> Problems and tasks
A) Please extract the Shackleton text word for word from "Shackleton realised that" to "of these latitudes.".
B) Name everyone the Shackleton text lists as crew of the James Caird.

> Page text
-- begin --

The outside world was not going to come to Elephant Island.
Shackleton realised that in order to effect a rescue, he was going to have to travel to the nearest inhabited place which was the whaling station back on South Georgia, some 800 miles distant and across the most stormy stretch of ocean in the world. They expected to encounter waves that were 50 feet from tip to trough “Cape Horn Rollers” in a 22 foot long boat. Their navigation was by a sextant and a chronometer of unknown accuracy, they were dependent on sightings of the sun that could sometimes not be seen for weeks in the overcast weather so characteristic of these latitudes.
Shackleton chose Frank Wild to stay behind with the men on Elephant Island as he felt that he could hold them together well. If there was no rescue by the spring they were to try and reach Deception Island which was regularly used by whalers and sealers. The lifeboat chosen for the journey was the James Caird, it was made seaworthy by whatever limited means were available and equipped with a part cover against the weather and the sea. Launching her was eventful with many of the men being soaked to the skin, a serious matter in the cold climate and with very limited facilities for drying their clothes out and getting warm again.
The party left behind on Elephant Island used the two remaining life boats to make a hut, they were turned upside down and placed on top of two low stone walls, tent and sail fabric were used as lining to keep the wind and weather out. The men were even able to make small celluloid windows from an old photograph case, a blubber stove provided heat and was used as a cooker. Conditions were cramped and food was in short supply. One of the party, Blackborow, (little more than a boy who had joined the ship as a stow-away in Buenos Aries when his companion had been hired though he had not) suffered from frostbitten toes. These were amputated by the surgeons by the meager light given out by the blubber stove.
Journey to South Georgia
The James Caird set off on the 24th of April 1916, the very last day before the pack closed in again around Elephant Island on a day of relative calm. The crew was Shackleton, Worsley, Crean, McNeish, McCarthy and Vincent, the anticipated journey time was a month. It was to become one of the most astonishing small boat journeys of all time
The James Caird made progress at the rate of around 60-70 miles per day through rough sea conditions. The sea constantly came in and made everything including the sleeping bags wet, it was difficult to find any warmth at all. There were four sleeping bags made of reindeer hide which shed their hairs in the constant dampness, making them less effective and clogging the pump used to empty the sea water that spilled over into the boat.
The boat was relatively unladed and so boulders and other ballast had been placed aboard in order to trim her, these had to be constantly moved around. The weather worsened and they encountered fierce storms, As the temperature dropped, ice formed on the outside of the boat from frozen sea spray, up to 15 inches deep on the deck. This made the boat much heavier and affected the trim – more moving around of the boulders – the men also tried as far as they could to chip away the accumulated ice with any tools that they could improvise, though the situation worsened. They began to throw items overboard in order to save weight, the spare oars went as did two sleeping bags that by now were soaked through and hard and heavy with ice.
At other times they had to bale out water for dear life, the only solace during this journey were hot meals every four hours by the light of a primus stove.

-- end --

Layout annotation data
-- begin --

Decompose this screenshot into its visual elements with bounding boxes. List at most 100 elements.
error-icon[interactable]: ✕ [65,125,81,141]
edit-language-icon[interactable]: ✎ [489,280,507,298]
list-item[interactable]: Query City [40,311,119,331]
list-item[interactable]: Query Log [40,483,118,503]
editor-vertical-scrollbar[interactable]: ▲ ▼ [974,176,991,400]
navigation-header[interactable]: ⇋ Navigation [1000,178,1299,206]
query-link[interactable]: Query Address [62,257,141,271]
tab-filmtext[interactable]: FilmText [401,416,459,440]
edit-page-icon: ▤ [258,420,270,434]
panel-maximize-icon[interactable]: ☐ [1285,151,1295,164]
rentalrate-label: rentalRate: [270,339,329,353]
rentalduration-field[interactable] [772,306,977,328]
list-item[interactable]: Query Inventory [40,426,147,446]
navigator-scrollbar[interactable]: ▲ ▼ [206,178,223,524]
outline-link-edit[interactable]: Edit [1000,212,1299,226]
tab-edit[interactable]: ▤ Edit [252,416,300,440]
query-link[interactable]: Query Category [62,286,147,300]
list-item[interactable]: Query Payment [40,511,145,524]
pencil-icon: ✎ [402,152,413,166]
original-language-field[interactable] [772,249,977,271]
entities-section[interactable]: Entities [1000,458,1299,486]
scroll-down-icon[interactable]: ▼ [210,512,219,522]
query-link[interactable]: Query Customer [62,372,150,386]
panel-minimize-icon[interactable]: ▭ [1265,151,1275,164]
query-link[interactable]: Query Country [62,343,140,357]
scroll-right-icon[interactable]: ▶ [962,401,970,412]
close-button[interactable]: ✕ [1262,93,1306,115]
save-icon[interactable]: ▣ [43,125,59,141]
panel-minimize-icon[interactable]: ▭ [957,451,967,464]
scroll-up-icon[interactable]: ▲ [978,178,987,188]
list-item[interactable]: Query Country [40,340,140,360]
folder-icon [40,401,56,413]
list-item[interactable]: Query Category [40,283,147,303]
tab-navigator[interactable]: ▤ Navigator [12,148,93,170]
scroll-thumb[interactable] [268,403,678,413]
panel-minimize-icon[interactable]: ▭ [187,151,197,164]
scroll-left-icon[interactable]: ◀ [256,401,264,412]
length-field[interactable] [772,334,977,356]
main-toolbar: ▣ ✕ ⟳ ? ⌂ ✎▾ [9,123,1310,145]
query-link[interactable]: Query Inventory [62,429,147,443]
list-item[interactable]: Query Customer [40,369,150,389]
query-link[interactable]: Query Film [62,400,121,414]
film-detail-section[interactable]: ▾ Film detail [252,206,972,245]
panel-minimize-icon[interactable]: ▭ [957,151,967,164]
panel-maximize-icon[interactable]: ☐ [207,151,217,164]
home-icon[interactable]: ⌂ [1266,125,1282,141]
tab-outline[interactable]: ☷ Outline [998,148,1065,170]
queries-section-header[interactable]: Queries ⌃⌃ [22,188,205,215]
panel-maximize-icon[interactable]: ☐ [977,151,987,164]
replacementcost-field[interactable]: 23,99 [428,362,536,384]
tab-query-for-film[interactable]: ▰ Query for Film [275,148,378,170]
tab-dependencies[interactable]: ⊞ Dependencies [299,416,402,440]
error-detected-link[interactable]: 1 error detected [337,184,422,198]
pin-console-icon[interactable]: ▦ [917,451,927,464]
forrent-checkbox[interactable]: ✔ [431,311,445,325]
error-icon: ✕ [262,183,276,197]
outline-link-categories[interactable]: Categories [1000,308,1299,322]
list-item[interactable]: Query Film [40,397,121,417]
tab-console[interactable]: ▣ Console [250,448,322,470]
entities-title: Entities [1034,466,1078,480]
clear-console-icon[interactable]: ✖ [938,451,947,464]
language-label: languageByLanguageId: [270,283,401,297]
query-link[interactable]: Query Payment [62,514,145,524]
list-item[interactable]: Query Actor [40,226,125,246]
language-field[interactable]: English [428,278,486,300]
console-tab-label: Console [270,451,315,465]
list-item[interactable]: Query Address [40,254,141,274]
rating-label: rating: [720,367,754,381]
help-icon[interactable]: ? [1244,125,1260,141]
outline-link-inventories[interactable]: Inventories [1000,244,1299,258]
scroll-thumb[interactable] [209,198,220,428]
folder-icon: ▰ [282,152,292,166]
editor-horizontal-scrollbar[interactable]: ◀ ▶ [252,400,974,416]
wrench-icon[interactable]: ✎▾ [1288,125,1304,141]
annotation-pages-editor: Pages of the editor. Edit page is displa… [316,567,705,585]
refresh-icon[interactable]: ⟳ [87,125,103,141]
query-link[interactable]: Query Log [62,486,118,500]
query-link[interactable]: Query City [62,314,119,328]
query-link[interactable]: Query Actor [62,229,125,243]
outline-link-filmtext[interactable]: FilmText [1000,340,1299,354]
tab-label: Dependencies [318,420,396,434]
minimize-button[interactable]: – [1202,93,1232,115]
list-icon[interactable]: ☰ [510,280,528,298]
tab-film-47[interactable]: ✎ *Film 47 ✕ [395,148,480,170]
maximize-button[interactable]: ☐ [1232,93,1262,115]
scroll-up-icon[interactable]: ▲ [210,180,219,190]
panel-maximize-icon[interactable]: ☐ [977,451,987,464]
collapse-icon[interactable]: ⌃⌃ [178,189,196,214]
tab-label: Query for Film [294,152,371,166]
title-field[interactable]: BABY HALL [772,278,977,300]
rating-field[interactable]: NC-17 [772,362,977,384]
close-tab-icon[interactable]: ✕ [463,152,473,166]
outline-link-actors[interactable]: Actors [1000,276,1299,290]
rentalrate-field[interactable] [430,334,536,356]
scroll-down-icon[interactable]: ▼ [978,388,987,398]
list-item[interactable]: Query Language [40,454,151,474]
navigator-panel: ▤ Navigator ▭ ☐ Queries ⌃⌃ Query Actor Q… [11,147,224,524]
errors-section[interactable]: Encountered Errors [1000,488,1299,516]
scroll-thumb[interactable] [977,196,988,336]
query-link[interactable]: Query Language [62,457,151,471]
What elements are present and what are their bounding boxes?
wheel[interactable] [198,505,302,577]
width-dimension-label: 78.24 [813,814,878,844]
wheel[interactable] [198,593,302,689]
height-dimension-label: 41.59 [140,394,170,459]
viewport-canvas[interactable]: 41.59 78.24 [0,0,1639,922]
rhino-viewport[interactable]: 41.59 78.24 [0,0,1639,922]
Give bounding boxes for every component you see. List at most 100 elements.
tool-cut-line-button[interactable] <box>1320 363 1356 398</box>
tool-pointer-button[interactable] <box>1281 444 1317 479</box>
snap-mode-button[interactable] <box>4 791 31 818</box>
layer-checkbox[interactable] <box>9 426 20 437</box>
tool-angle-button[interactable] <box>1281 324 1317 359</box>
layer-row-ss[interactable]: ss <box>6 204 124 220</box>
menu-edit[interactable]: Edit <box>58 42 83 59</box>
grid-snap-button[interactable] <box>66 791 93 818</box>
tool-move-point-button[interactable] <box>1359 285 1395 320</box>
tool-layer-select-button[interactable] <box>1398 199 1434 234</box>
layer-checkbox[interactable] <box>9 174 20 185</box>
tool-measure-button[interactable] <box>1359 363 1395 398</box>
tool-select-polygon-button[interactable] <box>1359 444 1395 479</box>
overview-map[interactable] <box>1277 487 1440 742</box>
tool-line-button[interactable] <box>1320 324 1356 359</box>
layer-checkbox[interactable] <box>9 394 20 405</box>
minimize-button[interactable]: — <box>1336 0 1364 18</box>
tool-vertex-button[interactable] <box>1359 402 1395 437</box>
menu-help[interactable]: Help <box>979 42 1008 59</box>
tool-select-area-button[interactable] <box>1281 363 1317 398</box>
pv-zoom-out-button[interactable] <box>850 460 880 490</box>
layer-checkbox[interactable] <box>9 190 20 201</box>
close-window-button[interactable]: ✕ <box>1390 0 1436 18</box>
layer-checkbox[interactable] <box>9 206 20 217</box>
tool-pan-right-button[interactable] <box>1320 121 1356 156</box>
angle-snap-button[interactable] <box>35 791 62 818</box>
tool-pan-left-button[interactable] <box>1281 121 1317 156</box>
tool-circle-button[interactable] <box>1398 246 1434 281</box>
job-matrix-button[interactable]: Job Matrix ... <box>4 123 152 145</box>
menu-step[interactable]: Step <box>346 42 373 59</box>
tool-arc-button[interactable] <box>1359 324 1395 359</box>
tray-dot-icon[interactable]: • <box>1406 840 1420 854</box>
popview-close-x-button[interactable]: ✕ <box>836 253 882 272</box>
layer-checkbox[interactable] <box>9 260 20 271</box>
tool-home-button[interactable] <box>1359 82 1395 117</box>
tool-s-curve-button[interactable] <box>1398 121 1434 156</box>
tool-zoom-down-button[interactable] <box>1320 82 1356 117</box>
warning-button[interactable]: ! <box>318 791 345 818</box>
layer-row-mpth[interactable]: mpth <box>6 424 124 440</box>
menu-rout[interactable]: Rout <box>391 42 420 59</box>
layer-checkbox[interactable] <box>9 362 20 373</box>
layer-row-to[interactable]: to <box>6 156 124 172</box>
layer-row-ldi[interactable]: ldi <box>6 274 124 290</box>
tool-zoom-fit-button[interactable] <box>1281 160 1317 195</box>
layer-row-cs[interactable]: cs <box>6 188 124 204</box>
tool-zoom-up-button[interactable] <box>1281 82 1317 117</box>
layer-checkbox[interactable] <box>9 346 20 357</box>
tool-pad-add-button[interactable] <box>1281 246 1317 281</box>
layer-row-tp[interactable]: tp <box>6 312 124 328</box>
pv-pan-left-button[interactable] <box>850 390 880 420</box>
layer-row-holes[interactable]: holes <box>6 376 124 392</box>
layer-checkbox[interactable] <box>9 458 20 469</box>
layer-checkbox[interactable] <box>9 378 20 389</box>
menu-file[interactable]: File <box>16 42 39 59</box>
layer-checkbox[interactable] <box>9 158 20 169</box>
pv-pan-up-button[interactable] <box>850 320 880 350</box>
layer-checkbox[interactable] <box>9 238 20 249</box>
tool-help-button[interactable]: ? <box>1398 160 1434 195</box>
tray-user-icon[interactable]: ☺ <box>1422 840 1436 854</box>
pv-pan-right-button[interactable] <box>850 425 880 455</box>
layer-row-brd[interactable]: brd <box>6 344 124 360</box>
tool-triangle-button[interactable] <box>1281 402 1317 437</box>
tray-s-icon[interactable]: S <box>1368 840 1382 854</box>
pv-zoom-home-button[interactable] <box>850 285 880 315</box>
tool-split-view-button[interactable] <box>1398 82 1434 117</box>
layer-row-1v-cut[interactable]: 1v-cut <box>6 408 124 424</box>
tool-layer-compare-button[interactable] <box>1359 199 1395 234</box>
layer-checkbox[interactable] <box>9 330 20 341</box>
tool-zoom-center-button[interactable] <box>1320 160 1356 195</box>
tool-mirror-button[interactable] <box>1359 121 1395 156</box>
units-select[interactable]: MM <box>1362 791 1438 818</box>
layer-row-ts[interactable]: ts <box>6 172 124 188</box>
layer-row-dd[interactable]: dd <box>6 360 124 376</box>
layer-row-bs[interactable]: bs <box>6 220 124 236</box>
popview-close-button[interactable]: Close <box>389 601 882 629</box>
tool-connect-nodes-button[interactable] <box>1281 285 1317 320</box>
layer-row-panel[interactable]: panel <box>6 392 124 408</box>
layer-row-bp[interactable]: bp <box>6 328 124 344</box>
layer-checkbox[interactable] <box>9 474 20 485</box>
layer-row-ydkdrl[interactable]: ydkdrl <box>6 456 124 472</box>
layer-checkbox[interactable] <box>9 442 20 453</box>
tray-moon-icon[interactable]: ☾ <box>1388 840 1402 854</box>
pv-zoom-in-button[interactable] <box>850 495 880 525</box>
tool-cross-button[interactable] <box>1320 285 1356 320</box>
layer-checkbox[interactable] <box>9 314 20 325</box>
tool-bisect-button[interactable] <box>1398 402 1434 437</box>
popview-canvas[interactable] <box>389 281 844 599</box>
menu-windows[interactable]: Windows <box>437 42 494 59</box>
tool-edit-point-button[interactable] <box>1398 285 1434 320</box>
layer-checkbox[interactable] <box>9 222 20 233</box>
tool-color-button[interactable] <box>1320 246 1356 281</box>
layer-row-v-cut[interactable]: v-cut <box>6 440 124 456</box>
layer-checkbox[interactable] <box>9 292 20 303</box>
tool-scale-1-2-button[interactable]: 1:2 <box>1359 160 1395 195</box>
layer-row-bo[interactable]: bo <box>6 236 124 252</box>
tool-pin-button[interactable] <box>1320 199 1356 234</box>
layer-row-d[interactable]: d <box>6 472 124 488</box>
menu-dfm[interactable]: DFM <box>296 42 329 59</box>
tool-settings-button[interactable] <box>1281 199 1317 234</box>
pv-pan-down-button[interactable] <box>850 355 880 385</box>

-- end --

> Responses in order
A)
Shackleton realised that in order to effect a rescue, he was going to have to travel to the nearest inhabited place which was the whaling station back on South Georgia, some 800 miles distant and across the most stormy stretch of ocean in the world. They expected to encounter waves that were 50 feet from tip to trough “Cape Horn Rollers” in a 22 foot long boat. Their navigation was by a sextant and a chronometer of unknown accuracy, they were dependent on sightings of the sun that could sometimes not be seen for weeks in the overcast weather so characteristic of these latitudes.

B) Shackleton, Worsley, Crean, McNeish, McCarthy, Vincent